### Material for this task ###

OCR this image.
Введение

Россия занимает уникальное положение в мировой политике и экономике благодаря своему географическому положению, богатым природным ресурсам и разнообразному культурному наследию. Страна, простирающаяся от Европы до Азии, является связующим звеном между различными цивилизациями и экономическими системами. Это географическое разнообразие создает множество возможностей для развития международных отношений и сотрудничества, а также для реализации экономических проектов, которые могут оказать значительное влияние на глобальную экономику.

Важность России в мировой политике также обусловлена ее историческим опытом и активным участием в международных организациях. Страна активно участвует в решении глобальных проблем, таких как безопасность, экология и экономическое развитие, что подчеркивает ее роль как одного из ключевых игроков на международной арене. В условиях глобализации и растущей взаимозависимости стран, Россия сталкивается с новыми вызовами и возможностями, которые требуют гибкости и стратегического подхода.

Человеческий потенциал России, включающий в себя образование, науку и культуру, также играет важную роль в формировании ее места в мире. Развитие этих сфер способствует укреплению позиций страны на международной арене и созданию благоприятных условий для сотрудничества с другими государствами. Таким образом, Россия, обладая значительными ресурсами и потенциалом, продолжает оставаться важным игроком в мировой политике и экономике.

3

###

From the records above, pull out every line containing the word "мировой".

■ Reply:
Россия занимает уникальное положение в мировой политике и экономике благодаря своему географическому положению, богатым природным ресурсам и разнообразному культурному наследию. Страна, простирающаяся от Европы до Азии, является связующим звеном между различными цивилизациями и экономическими системами. Это географическое разнообразие создает множество возможностей для развития международных отношений и сотрудничества, а также для реализации экономических проектов, которые могут оказать значительное влияние на глобальную экономику.
Важность России в мировой политике также обусловлена ее историческим опытом и активным участием в международных организациях. Страна активно участвует в решении глобальных проблем, таких как безопасность, экология и экономическое развитие, что подчеркивает ее роль как одного из ключевых игроков на международной арене. В условиях глобализации и растущей взаимозависимости стран, Россия сталкивается с новыми вызовами и возможностями, которые требуют гибкости и стратегического подхода.
Человеческий потенциал России, включающий в себя образование, науку и культуру, также играет важную роль в формировании ее места в мире. Развитие этих сфер способствует укреплению позиций страны на международной арене и созданию благоприятных условий для сотрудничества с другими государствами. Таким образом, Россия, обладая значительными ресурсами и потенциалом, продолжает оставаться важным игроком в мировой политике и экономике.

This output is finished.